Source data.
— begin —
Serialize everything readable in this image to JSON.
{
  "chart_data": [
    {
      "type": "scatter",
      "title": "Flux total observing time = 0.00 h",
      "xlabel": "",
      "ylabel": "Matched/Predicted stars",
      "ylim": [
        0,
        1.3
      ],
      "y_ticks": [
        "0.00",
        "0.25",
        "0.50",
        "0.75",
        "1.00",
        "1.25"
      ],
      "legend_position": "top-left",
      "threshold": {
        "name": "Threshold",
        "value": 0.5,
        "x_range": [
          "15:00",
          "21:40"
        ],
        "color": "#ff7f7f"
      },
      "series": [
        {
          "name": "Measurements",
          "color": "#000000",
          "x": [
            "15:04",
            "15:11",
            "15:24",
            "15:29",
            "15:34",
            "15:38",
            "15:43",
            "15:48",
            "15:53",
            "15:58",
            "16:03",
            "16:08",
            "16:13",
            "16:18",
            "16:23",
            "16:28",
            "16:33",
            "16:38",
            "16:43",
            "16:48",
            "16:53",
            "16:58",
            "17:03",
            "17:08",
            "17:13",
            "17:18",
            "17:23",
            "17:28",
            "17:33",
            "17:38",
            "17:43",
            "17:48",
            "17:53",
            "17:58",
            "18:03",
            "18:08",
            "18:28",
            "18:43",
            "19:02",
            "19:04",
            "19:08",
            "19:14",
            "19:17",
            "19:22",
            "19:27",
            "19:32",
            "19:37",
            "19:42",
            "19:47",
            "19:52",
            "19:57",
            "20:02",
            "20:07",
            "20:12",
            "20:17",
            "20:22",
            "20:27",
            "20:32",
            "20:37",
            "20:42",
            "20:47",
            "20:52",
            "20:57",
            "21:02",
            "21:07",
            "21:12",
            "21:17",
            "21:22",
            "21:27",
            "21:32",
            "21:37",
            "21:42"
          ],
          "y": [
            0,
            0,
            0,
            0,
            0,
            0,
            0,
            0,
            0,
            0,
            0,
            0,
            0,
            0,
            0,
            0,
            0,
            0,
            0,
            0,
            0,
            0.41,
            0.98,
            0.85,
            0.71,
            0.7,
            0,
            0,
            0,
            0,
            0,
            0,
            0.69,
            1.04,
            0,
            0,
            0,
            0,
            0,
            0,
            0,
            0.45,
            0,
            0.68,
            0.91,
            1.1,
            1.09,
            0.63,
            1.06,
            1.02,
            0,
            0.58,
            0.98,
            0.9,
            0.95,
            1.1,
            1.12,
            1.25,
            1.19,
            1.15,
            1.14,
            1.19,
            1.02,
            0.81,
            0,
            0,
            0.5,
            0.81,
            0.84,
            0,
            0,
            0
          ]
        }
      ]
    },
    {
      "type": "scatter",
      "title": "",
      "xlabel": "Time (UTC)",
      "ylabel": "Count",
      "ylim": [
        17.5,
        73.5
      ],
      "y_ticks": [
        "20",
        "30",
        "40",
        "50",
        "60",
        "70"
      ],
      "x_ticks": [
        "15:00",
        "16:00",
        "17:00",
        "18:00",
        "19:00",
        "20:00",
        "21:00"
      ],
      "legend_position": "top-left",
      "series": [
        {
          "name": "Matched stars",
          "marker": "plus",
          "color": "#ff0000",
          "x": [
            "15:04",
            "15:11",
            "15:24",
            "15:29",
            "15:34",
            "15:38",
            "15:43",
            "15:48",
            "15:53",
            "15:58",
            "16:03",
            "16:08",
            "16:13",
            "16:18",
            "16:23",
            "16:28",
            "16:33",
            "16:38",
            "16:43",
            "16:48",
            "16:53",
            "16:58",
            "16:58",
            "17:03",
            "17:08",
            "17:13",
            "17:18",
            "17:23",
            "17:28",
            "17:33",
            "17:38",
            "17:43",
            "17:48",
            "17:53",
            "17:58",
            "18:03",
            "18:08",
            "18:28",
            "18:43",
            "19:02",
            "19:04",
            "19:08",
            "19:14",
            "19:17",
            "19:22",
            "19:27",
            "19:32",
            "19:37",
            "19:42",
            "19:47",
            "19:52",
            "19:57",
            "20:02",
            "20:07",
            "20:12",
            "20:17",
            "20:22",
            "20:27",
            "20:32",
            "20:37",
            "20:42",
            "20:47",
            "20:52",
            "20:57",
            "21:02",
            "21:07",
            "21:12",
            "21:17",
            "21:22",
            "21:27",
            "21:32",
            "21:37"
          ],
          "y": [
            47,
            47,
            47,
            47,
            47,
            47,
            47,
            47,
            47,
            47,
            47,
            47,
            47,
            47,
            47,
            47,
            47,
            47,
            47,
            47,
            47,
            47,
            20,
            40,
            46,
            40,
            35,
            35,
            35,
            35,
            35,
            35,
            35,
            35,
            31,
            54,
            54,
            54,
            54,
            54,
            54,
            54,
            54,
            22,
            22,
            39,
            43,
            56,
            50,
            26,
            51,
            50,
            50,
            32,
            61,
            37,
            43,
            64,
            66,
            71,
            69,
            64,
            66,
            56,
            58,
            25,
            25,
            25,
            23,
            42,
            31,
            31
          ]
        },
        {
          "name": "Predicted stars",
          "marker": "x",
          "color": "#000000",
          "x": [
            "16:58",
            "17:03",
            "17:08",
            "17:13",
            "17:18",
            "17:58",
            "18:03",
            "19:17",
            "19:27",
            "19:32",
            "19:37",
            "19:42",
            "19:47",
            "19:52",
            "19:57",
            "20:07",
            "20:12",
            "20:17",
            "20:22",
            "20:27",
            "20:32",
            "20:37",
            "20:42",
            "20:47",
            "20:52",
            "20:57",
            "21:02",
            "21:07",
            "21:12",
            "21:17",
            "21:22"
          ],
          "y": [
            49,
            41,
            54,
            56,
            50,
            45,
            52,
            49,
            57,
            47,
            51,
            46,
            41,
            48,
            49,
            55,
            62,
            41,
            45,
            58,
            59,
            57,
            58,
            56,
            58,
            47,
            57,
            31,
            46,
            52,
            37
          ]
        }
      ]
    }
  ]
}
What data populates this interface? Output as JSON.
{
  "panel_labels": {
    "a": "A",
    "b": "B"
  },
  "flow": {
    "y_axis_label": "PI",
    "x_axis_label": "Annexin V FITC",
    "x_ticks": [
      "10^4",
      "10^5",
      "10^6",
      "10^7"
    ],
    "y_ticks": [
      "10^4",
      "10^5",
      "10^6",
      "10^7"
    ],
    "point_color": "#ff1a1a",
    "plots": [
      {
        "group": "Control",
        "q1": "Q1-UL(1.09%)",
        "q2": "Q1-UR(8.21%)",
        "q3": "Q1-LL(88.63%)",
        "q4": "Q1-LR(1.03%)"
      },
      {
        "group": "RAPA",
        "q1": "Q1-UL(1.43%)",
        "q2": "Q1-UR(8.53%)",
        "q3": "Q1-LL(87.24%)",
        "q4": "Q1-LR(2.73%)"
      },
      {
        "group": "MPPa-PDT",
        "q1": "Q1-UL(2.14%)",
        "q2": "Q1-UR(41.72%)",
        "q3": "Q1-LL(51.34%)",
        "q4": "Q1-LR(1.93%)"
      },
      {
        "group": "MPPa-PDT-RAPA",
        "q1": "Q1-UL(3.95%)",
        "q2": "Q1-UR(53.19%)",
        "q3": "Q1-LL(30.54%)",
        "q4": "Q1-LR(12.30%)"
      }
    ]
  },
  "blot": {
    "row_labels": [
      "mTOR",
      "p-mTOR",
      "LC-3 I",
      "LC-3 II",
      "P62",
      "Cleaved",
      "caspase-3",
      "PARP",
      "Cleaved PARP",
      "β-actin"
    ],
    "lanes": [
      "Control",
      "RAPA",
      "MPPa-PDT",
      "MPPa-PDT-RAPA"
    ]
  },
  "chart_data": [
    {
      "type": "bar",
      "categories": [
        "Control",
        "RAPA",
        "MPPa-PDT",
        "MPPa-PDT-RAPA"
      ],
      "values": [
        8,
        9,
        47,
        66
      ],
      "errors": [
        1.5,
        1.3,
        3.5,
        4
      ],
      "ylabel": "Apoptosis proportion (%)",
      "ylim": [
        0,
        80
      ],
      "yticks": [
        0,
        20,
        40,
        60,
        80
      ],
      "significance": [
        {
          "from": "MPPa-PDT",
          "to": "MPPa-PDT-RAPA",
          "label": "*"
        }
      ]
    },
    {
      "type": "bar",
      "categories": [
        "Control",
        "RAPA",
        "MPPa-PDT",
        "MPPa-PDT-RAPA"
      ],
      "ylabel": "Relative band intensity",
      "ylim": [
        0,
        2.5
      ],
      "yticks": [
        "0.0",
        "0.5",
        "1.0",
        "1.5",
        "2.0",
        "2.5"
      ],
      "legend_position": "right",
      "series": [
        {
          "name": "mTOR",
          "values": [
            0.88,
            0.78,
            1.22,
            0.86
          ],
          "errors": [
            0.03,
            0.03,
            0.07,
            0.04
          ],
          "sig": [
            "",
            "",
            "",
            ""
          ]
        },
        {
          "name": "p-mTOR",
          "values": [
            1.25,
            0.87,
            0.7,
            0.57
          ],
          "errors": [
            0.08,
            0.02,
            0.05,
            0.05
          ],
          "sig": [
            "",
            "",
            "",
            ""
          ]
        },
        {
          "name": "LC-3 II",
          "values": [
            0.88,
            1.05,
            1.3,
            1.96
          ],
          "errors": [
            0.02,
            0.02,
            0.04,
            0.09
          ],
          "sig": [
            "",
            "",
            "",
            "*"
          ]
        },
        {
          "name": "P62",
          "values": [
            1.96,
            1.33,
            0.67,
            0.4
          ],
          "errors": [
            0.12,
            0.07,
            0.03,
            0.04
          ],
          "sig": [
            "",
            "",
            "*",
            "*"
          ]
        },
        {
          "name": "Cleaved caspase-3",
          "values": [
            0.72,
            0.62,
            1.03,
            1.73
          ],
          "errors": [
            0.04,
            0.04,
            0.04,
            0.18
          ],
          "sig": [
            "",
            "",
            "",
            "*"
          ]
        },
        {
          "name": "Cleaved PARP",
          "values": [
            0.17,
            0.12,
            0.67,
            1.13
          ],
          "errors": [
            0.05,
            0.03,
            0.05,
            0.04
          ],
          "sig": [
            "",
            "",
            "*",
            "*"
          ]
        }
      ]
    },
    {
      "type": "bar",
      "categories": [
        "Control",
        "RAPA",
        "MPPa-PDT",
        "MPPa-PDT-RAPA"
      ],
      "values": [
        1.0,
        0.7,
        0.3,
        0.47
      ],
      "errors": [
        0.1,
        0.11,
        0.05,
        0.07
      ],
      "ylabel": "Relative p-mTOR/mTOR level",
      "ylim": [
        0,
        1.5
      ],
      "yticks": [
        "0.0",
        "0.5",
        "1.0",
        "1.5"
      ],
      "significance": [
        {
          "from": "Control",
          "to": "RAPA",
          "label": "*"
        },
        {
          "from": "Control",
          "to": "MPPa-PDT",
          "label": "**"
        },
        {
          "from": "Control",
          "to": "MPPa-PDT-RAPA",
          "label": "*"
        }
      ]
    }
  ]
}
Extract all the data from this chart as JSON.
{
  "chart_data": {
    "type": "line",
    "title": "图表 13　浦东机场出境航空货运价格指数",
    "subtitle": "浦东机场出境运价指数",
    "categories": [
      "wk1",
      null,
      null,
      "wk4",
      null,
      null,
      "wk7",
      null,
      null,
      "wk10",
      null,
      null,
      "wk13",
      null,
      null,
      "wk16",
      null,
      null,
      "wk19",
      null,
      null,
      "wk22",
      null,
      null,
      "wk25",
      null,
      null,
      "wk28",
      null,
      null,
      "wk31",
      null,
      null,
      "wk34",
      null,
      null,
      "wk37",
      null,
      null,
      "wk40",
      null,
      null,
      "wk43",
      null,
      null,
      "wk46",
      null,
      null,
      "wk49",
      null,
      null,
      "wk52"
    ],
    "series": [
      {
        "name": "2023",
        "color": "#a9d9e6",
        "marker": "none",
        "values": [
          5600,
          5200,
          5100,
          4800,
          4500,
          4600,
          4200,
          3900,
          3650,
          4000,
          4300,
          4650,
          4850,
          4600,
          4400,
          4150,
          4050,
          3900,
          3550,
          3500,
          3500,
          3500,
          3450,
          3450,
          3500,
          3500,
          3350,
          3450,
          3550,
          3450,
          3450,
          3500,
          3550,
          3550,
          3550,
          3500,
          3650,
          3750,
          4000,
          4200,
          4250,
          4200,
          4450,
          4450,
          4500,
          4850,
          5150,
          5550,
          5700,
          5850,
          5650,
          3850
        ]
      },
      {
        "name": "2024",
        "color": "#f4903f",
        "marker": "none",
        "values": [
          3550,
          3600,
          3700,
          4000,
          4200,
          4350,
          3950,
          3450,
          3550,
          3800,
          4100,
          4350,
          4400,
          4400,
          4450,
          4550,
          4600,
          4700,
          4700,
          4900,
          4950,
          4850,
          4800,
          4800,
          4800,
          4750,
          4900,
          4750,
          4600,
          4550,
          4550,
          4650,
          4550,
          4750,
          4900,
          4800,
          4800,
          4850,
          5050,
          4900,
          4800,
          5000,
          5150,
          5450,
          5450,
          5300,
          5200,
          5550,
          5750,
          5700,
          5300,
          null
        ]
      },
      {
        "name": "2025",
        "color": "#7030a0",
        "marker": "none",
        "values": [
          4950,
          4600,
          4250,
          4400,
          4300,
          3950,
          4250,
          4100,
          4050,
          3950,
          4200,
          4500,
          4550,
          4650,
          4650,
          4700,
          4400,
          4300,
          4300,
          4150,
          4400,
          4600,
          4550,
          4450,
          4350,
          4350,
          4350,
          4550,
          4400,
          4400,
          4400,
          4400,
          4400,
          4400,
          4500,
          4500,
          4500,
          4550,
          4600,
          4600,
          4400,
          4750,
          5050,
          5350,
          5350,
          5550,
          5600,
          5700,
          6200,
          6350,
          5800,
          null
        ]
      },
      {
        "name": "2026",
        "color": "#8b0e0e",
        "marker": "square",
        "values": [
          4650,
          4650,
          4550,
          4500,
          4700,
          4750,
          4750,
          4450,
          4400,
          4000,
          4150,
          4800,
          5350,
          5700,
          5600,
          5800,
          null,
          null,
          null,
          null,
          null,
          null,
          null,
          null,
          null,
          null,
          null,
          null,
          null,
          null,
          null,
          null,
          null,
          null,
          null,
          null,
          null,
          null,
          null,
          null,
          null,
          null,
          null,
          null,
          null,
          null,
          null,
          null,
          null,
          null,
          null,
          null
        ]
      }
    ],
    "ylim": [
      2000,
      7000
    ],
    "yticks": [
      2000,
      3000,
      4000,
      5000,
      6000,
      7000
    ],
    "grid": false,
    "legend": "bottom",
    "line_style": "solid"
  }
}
— end —
Directive. Extract every line from the records above that contains the word "PARP".

The answer.
      "PARP",
      "Cleaved PARP",
          "name": "Cleaved PARP",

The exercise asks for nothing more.